***** Data supplied

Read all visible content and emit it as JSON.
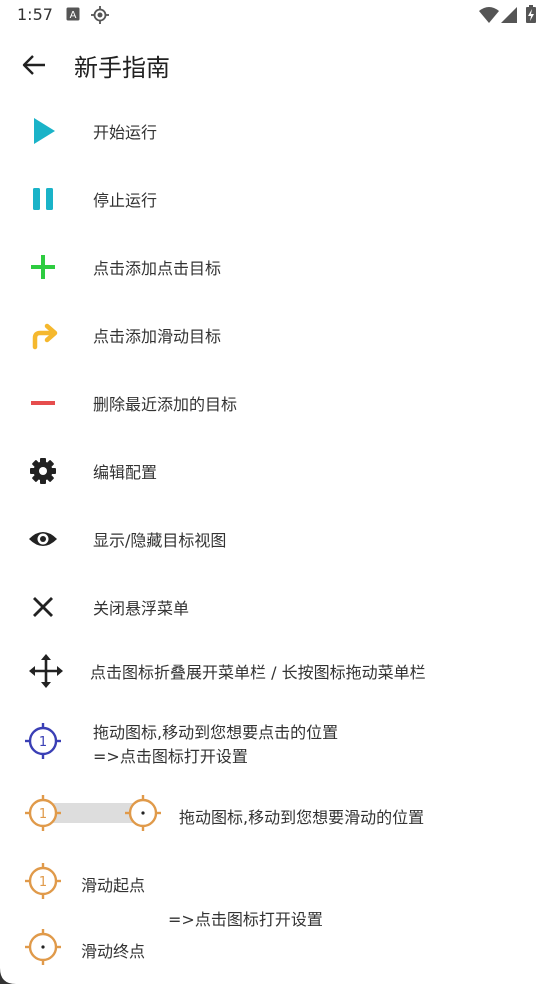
{
  "status_bar": {
    "time": "1:57",
    "icons": [
      "keyboard-a-icon",
      "gps-icon",
      "wifi-icon",
      "signal-icon",
      "battery-charging-icon"
    ]
  },
  "header": {
    "title": "新手指南",
    "back_icon": "arrow-back-icon"
  },
  "items": [
    {
      "label": "开始运行",
      "icon": "play-icon",
      "color": "#1ab3c8"
    },
    {
      "label": "停止运行",
      "icon": "pause-icon",
      "color": "#1ab3c8"
    },
    {
      "label": "点击添加点击目标",
      "icon": "plus-icon",
      "color": "#2ecc40"
    },
    {
      "label": "点击添加滑动目标",
      "icon": "swipe-arrow-icon",
      "color": "#f5b82e"
    },
    {
      "label": "删除最近添加的目标",
      "icon": "minus-icon",
      "color": "#e64d4d"
    },
    {
      "label": "编辑配置",
      "icon": "gear-icon",
      "color": "#222222"
    },
    {
      "label": "显示/隐藏目标视图",
      "icon": "eye-icon",
      "color": "#222222"
    },
    {
      "label": "关闭悬浮菜单",
      "icon": "close-icon",
      "color": "#222222"
    },
    {
      "label": "点击图标折叠展开菜单栏 / 长按图标拖动菜单栏",
      "icon": "move-icon",
      "color": "#222222"
    }
  ],
  "click_target": {
    "number": "1",
    "line1": "拖动图标,移动到您想要点击的位置",
    "line2": "=>点击图标打开设置",
    "color": "#3a3fb5"
  },
  "swipe_target": {
    "number": "1",
    "text": "拖动图标,移动到您想要滑动的位置",
    "color": "#e09a4a",
    "track_color": "#dddddd"
  },
  "swipe_legend": {
    "start_number": "1",
    "start_label": "滑动起点",
    "end_label": "滑动终点",
    "note": "=>点击图标打开设置",
    "color": "#e09a4a"
  }
}
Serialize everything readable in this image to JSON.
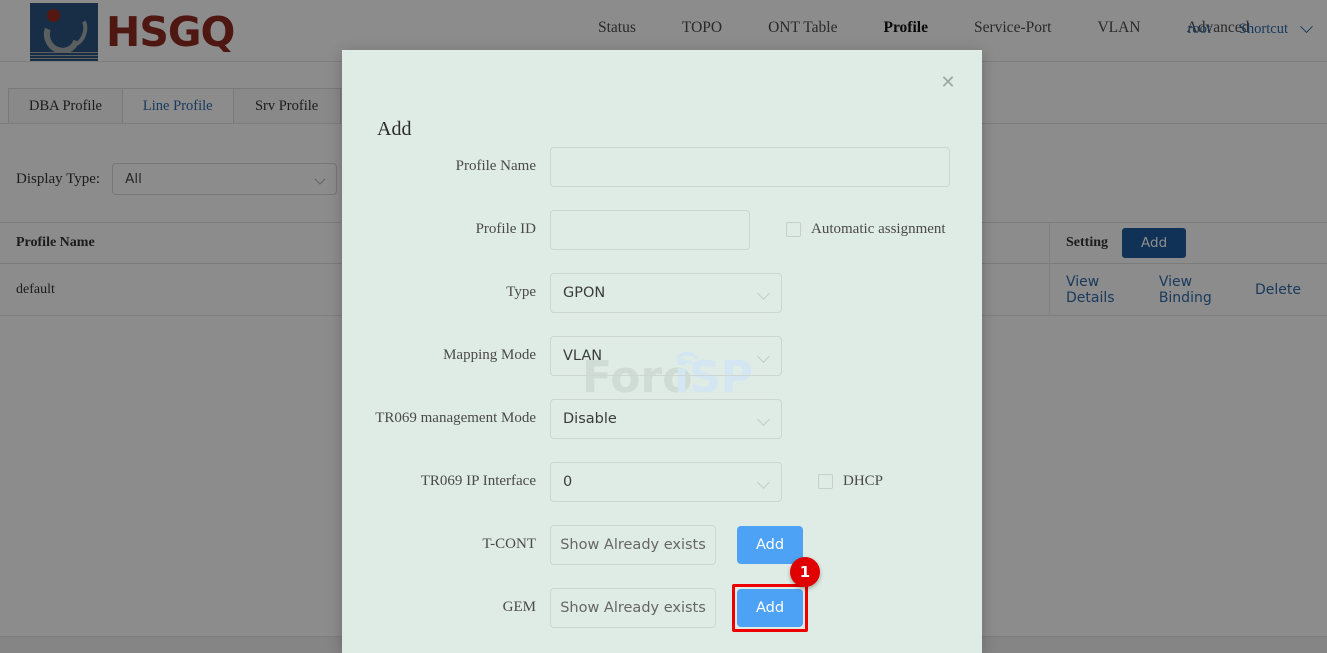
{
  "header": {
    "logo_text": "HSGQ",
    "nav_items": [
      {
        "label": "Status",
        "active": false
      },
      {
        "label": "TOPO",
        "active": false
      },
      {
        "label": "ONT Table",
        "active": false
      },
      {
        "label": "Profile",
        "active": true
      },
      {
        "label": "Service-Port",
        "active": false
      },
      {
        "label": "VLAN",
        "active": false
      },
      {
        "label": "Advanced",
        "active": false
      }
    ],
    "user": "root",
    "shortcut": "Shortcut"
  },
  "tabs": [
    {
      "label": "DBA Profile",
      "active": false
    },
    {
      "label": "Line Profile",
      "active": true
    },
    {
      "label": "Srv Profile",
      "active": false
    },
    {
      "label": "",
      "active": false
    }
  ],
  "filter": {
    "label": "Display Type:",
    "value": "All"
  },
  "table": {
    "columns": [
      "Profile Name",
      "Setting"
    ],
    "header_add_label": "Add",
    "rows": [
      {
        "profile_name": "default",
        "actions": [
          "View Details",
          "View Binding",
          "Delete"
        ]
      }
    ]
  },
  "modal": {
    "title": "Add",
    "close_icon": "close-icon",
    "watermark": {
      "part1": "Foro",
      "part2": "iSP"
    },
    "fields": {
      "profile_name": {
        "label": "Profile Name",
        "value": "",
        "placeholder": ""
      },
      "profile_id": {
        "label": "Profile ID",
        "value": "",
        "placeholder": ""
      },
      "automatic_assignment": {
        "label": "Automatic assignment",
        "checked": false
      },
      "type": {
        "label": "Type",
        "value": "GPON"
      },
      "mapping_mode": {
        "label": "Mapping Mode",
        "value": "VLAN"
      },
      "tr069_management_mode": {
        "label": "TR069 management Mode",
        "value": "Disable"
      },
      "tr069_ip_interface": {
        "label": "TR069 IP Interface",
        "value": "0"
      },
      "dhcp": {
        "label": "DHCP",
        "checked": false
      },
      "tcont": {
        "label": "T-CONT",
        "show_label": "Show Already exists",
        "add_label": "Add"
      },
      "gem": {
        "label": "GEM",
        "show_label": "Show Already exists",
        "add_label": "Add"
      }
    },
    "annotation_badge": "1"
  },
  "colors": {
    "accent_blue": "#4da2f5",
    "link_blue": "#2f6aa8",
    "brand_red": "#8e2a20",
    "brand_navy": "#2b5580",
    "modal_bg": "#dfece5",
    "highlight_red": "#ee0000"
  }
}
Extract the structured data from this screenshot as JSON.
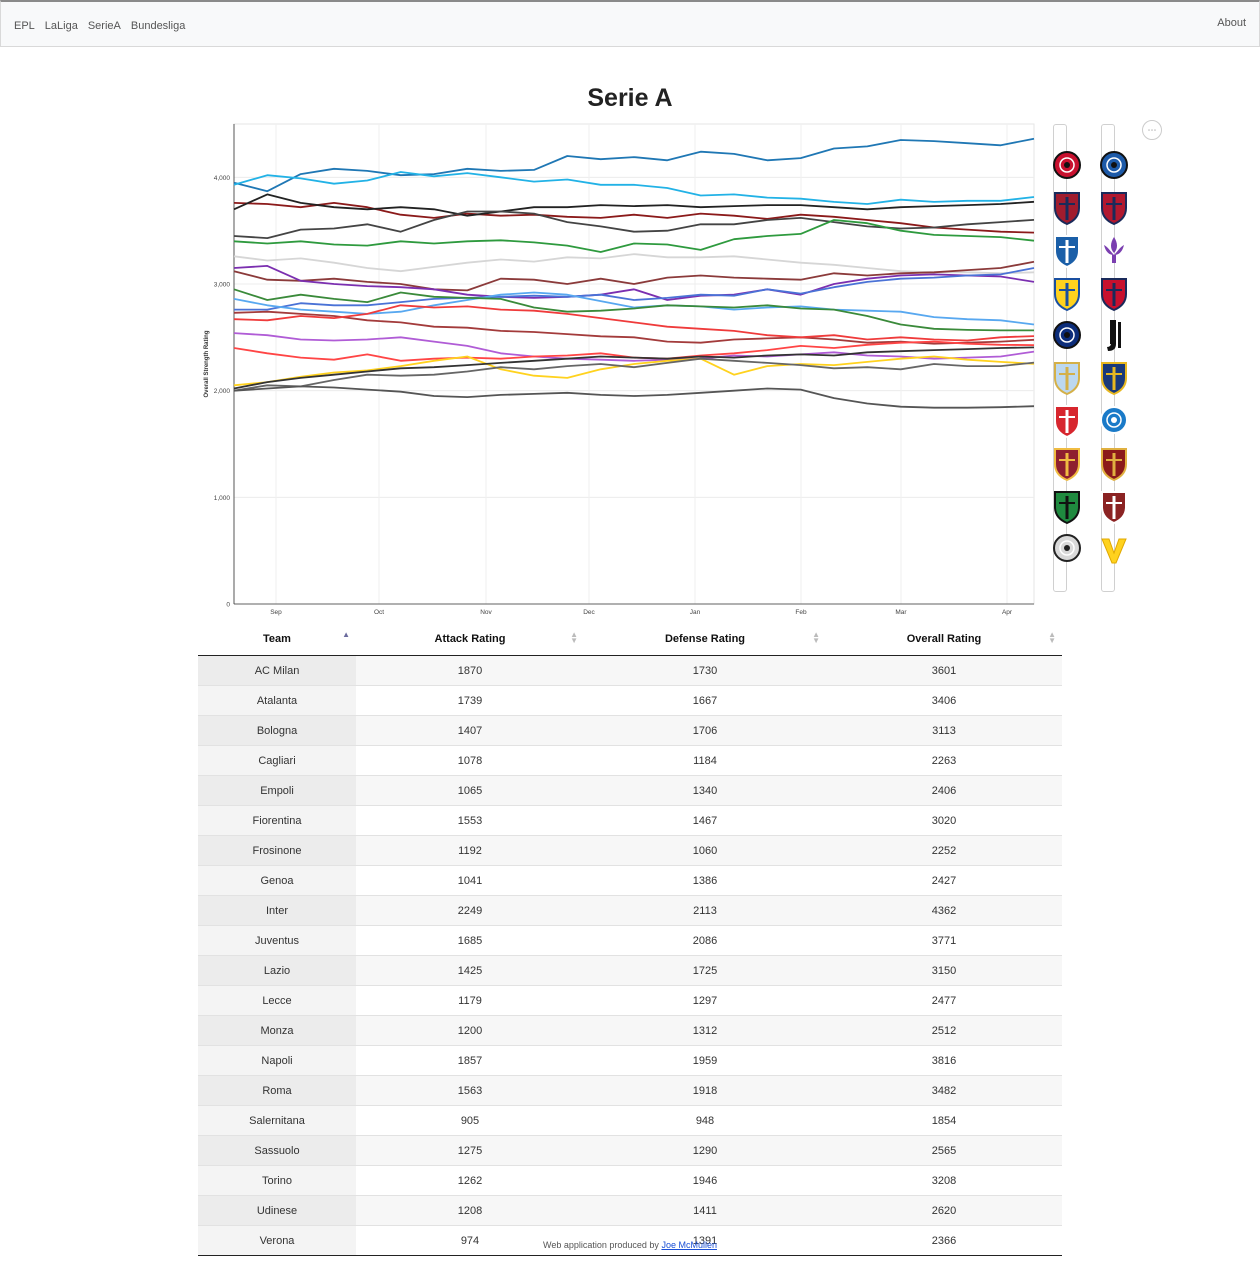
{
  "nav": {
    "items": [
      "EPL",
      "LaLiga",
      "SerieA",
      "Bundesliga"
    ],
    "about": "About"
  },
  "page_title": "Serie A",
  "more_icon": "⋯",
  "chart_data": {
    "type": "line",
    "title": "",
    "xlabel": "",
    "ylabel": "Overall Strength Rating",
    "x_ticks": [
      "Sep",
      "Oct",
      "Nov",
      "Dec",
      "Jan",
      "Feb",
      "Mar",
      "Apr"
    ],
    "y_ticks": [
      "0",
      "1,000",
      "2,000",
      "3,000",
      "4,000"
    ],
    "ylim": [
      0,
      4500
    ],
    "grid": true,
    "series": [
      {
        "color": "#1f77b4",
        "values": [
          3950,
          3870,
          4030,
          4080,
          4060,
          4020,
          4030,
          4080,
          4060,
          4070,
          4200,
          4170,
          4190,
          4160,
          4240,
          4220,
          4160,
          4180,
          4270,
          4290,
          4350,
          4340,
          4320,
          4300,
          4362
        ]
      },
      {
        "color": "#22b2e6",
        "values": [
          3930,
          4020,
          3990,
          3940,
          3970,
          4050,
          4010,
          4040,
          4000,
          3960,
          3980,
          3930,
          3930,
          3900,
          3830,
          3840,
          3810,
          3800,
          3770,
          3750,
          3790,
          3770,
          3780,
          3780,
          3816
        ]
      },
      {
        "color": "#8b1a1a",
        "values": [
          3760,
          3750,
          3720,
          3760,
          3720,
          3650,
          3620,
          3660,
          3640,
          3650,
          3630,
          3620,
          3650,
          3620,
          3660,
          3640,
          3610,
          3650,
          3630,
          3600,
          3570,
          3530,
          3510,
          3490,
          3482
        ]
      },
      {
        "color": "#222222",
        "values": [
          3700,
          3840,
          3760,
          3720,
          3700,
          3720,
          3700,
          3640,
          3680,
          3720,
          3720,
          3740,
          3730,
          3740,
          3720,
          3730,
          3740,
          3740,
          3720,
          3700,
          3720,
          3730,
          3740,
          3750,
          3771
        ]
      },
      {
        "color": "#444444",
        "values": [
          3450,
          3430,
          3510,
          3520,
          3560,
          3490,
          3600,
          3680,
          3680,
          3660,
          3580,
          3540,
          3490,
          3500,
          3560,
          3560,
          3600,
          3620,
          3580,
          3540,
          3520,
          3530,
          3560,
          3580,
          3601
        ]
      },
      {
        "color": "#2e9a3e",
        "values": [
          3400,
          3380,
          3400,
          3370,
          3360,
          3400,
          3380,
          3400,
          3410,
          3390,
          3360,
          3300,
          3380,
          3370,
          3320,
          3420,
          3450,
          3470,
          3600,
          3570,
          3500,
          3460,
          3450,
          3440,
          3406
        ]
      },
      {
        "color": "#d6d6d6",
        "values": [
          3260,
          3220,
          3240,
          3200,
          3150,
          3120,
          3160,
          3200,
          3230,
          3210,
          3250,
          3240,
          3280,
          3250,
          3250,
          3260,
          3230,
          3200,
          3180,
          3150,
          3120,
          3110,
          3110,
          3100,
          3110
        ]
      },
      {
        "color": "#8b3a3a",
        "values": [
          3120,
          3040,
          3030,
          3050,
          3020,
          3000,
          2950,
          2940,
          3050,
          3040,
          3000,
          3050,
          3000,
          3060,
          3080,
          3060,
          3050,
          3040,
          3100,
          3080,
          3100,
          3110,
          3130,
          3150,
          3208
        ]
      },
      {
        "color": "#7b2fb0",
        "values": [
          3150,
          3170,
          3030,
          3000,
          2980,
          2970,
          2950,
          2900,
          2880,
          2870,
          2880,
          2900,
          2950,
          2850,
          2890,
          2900,
          2950,
          2900,
          3000,
          3050,
          3080,
          3090,
          3080,
          3070,
          3020
        ]
      },
      {
        "color": "#4a72d6",
        "values": [
          2760,
          2760,
          2820,
          2800,
          2800,
          2830,
          2860,
          2870,
          2880,
          2890,
          2880,
          2900,
          2850,
          2870,
          2900,
          2890,
          2950,
          2910,
          2970,
          3020,
          3050,
          3060,
          3080,
          3090,
          3150
        ]
      },
      {
        "color": "#58a8f0",
        "values": [
          2860,
          2800,
          2760,
          2740,
          2720,
          2740,
          2800,
          2850,
          2900,
          2920,
          2900,
          2840,
          2780,
          2800,
          2790,
          2760,
          2780,
          2790,
          2760,
          2750,
          2740,
          2690,
          2670,
          2660,
          2620
        ]
      },
      {
        "color": "#3a8a3a",
        "values": [
          2950,
          2850,
          2900,
          2860,
          2830,
          2920,
          2880,
          2870,
          2860,
          2780,
          2740,
          2750,
          2770,
          2800,
          2790,
          2780,
          2800,
          2770,
          2760,
          2700,
          2620,
          2580,
          2570,
          2565,
          2565
        ]
      },
      {
        "color": "#a33b3b",
        "values": [
          2730,
          2740,
          2720,
          2700,
          2660,
          2640,
          2600,
          2590,
          2560,
          2550,
          2530,
          2510,
          2500,
          2460,
          2450,
          2480,
          2490,
          2500,
          2480,
          2450,
          2460,
          2440,
          2450,
          2460,
          2477
        ]
      },
      {
        "color": "#ef3b3b",
        "values": [
          2670,
          2660,
          2700,
          2680,
          2720,
          2800,
          2780,
          2790,
          2760,
          2750,
          2720,
          2680,
          2640,
          2600,
          2580,
          2560,
          2520,
          2500,
          2520,
          2480,
          2500,
          2480,
          2470,
          2500,
          2512
        ]
      },
      {
        "color": "#b05cd6",
        "values": [
          2540,
          2520,
          2480,
          2470,
          2480,
          2500,
          2460,
          2420,
          2350,
          2320,
          2300,
          2290,
          2280,
          2290,
          2300,
          2330,
          2320,
          2340,
          2360,
          2330,
          2320,
          2300,
          2310,
          2320,
          2366
        ]
      },
      {
        "color": "#ff4545",
        "values": [
          2400,
          2350,
          2310,
          2290,
          2340,
          2280,
          2300,
          2310,
          2300,
          2320,
          2330,
          2350,
          2310,
          2300,
          2330,
          2350,
          2380,
          2420,
          2400,
          2430,
          2450,
          2460,
          2440,
          2430,
          2427
        ]
      },
      {
        "color": "#ffd21e",
        "values": [
          2050,
          2080,
          2130,
          2170,
          2190,
          2230,
          2280,
          2320,
          2200,
          2140,
          2120,
          2200,
          2250,
          2280,
          2300,
          2150,
          2230,
          2250,
          2240,
          2270,
          2300,
          2320,
          2290,
          2270,
          2252
        ]
      },
      {
        "color": "#666666",
        "values": [
          2000,
          2050,
          2040,
          2100,
          2150,
          2140,
          2150,
          2180,
          2220,
          2200,
          2230,
          2250,
          2220,
          2260,
          2300,
          2280,
          2260,
          2240,
          2210,
          2220,
          2200,
          2250,
          2230,
          2230,
          2263
        ]
      },
      {
        "color": "#333333",
        "values": [
          2020,
          2080,
          2120,
          2150,
          2180,
          2210,
          2220,
          2240,
          2260,
          2280,
          2300,
          2320,
          2310,
          2300,
          2320,
          2310,
          2330,
          2340,
          2330,
          2360,
          2370,
          2380,
          2390,
          2400,
          2406
        ]
      },
      {
        "color": "#555555",
        "values": [
          2000,
          2020,
          2040,
          2030,
          2010,
          1990,
          1950,
          1940,
          1960,
          1970,
          1980,
          1960,
          1950,
          1960,
          1980,
          2000,
          2020,
          2010,
          1930,
          1880,
          1850,
          1840,
          1840,
          1845,
          1854
        ]
      }
    ]
  },
  "logos": [
    {
      "name": "ac-milan-logo-icon",
      "fill": "#c8102e",
      "stripe": "#111111",
      "shape": "circle"
    },
    {
      "name": "atalanta-logo-icon",
      "fill": "#1d5aa8",
      "stripe": "#111111",
      "shape": "circle"
    },
    {
      "name": "bologna-logo-icon",
      "fill": "#a11c2e",
      "stripe": "#1a2a5a",
      "shape": "shield"
    },
    {
      "name": "cagliari-logo-icon",
      "fill": "#b1182f",
      "stripe": "#1a2a5a",
      "shape": "shield"
    },
    {
      "name": "empoli-logo-icon",
      "fill": "#1b5fa8",
      "stripe": "#ffffff",
      "shape": "shield"
    },
    {
      "name": "fiorentina-logo-icon",
      "fill": "#7b3fb0",
      "stripe": "#ffffff",
      "shape": "lily"
    },
    {
      "name": "frosinone-logo-icon",
      "fill": "#ffd21e",
      "stripe": "#1a4fa0",
      "shape": "shield"
    },
    {
      "name": "genoa-logo-icon",
      "fill": "#c8102e",
      "stripe": "#1a2a5a",
      "shape": "shield"
    },
    {
      "name": "inter-logo-icon",
      "fill": "#0c2d7a",
      "stripe": "#111111",
      "shape": "circle"
    },
    {
      "name": "juventus-logo-icon",
      "fill": "#ffffff",
      "stripe": "#111111",
      "shape": "j"
    },
    {
      "name": "lazio-logo-icon",
      "fill": "#bcd8f0",
      "stripe": "#d4b048",
      "shape": "shield"
    },
    {
      "name": "lecce-logo-icon",
      "fill": "#1a3a7a",
      "stripe": "#e8b820",
      "shape": "shield"
    },
    {
      "name": "monza-logo-icon",
      "fill": "#d7262e",
      "stripe": "#ffffff",
      "shape": "shield"
    },
    {
      "name": "napoli-logo-icon",
      "fill": "#1a7ac8",
      "stripe": "#ffffff",
      "shape": "circle"
    },
    {
      "name": "roma-logo-icon",
      "fill": "#8e1f2f",
      "stripe": "#f0bc42",
      "shape": "shield"
    },
    {
      "name": "salernitana-logo-icon",
      "fill": "#8b1a1a",
      "stripe": "#e0b040",
      "shape": "shield"
    },
    {
      "name": "sassuolo-logo-icon",
      "fill": "#1f8a3f",
      "stripe": "#111111",
      "shape": "shield"
    },
    {
      "name": "torino-logo-icon",
      "fill": "#8b2323",
      "stripe": "#ffffff",
      "shape": "shield"
    },
    {
      "name": "udinese-logo-icon",
      "fill": "#d9d9d9",
      "stripe": "#222222",
      "shape": "circle"
    },
    {
      "name": "verona-logo-icon",
      "fill": "#ffd21e",
      "stripe": "#1a2a6a",
      "shape": "v"
    }
  ],
  "table": {
    "headers": [
      "Team",
      "Attack Rating",
      "Defense Rating",
      "Overall Rating"
    ],
    "rows": [
      [
        "AC Milan",
        "1870",
        "1730",
        "3601"
      ],
      [
        "Atalanta",
        "1739",
        "1667",
        "3406"
      ],
      [
        "Bologna",
        "1407",
        "1706",
        "3113"
      ],
      [
        "Cagliari",
        "1078",
        "1184",
        "2263"
      ],
      [
        "Empoli",
        "1065",
        "1340",
        "2406"
      ],
      [
        "Fiorentina",
        "1553",
        "1467",
        "3020"
      ],
      [
        "Frosinone",
        "1192",
        "1060",
        "2252"
      ],
      [
        "Genoa",
        "1041",
        "1386",
        "2427"
      ],
      [
        "Inter",
        "2249",
        "2113",
        "4362"
      ],
      [
        "Juventus",
        "1685",
        "2086",
        "3771"
      ],
      [
        "Lazio",
        "1425",
        "1725",
        "3150"
      ],
      [
        "Lecce",
        "1179",
        "1297",
        "2477"
      ],
      [
        "Monza",
        "1200",
        "1312",
        "2512"
      ],
      [
        "Napoli",
        "1857",
        "1959",
        "3816"
      ],
      [
        "Roma",
        "1563",
        "1918",
        "3482"
      ],
      [
        "Salernitana",
        "905",
        "948",
        "1854"
      ],
      [
        "Sassuolo",
        "1275",
        "1290",
        "2565"
      ],
      [
        "Torino",
        "1262",
        "1946",
        "3208"
      ],
      [
        "Udinese",
        "1208",
        "1411",
        "2620"
      ],
      [
        "Verona",
        "974",
        "1391",
        "2366"
      ]
    ]
  },
  "footer": {
    "text": "Web application produced by ",
    "author": "Joe McMullen"
  }
}
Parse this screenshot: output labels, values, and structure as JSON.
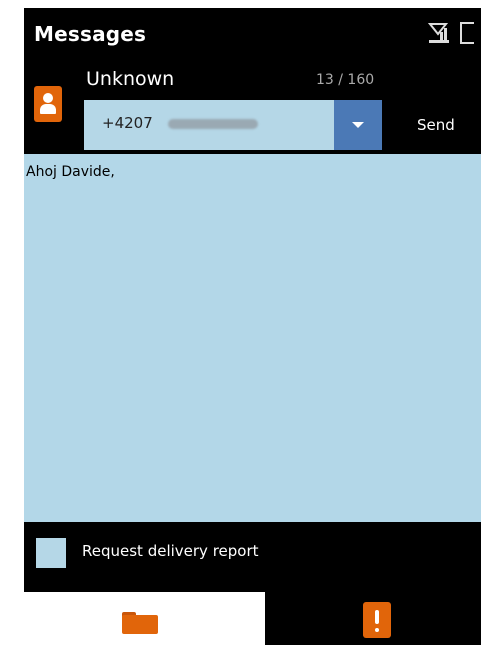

**********

* [Exercise brief]
Collect the lines of the data that carry the word "this".

* [Reply]
Serialize everything readable in this image to JSON.
Extract the structured data from this screenshot as JSON.
Parse this screenshot: output labels, values, and structure as JSON.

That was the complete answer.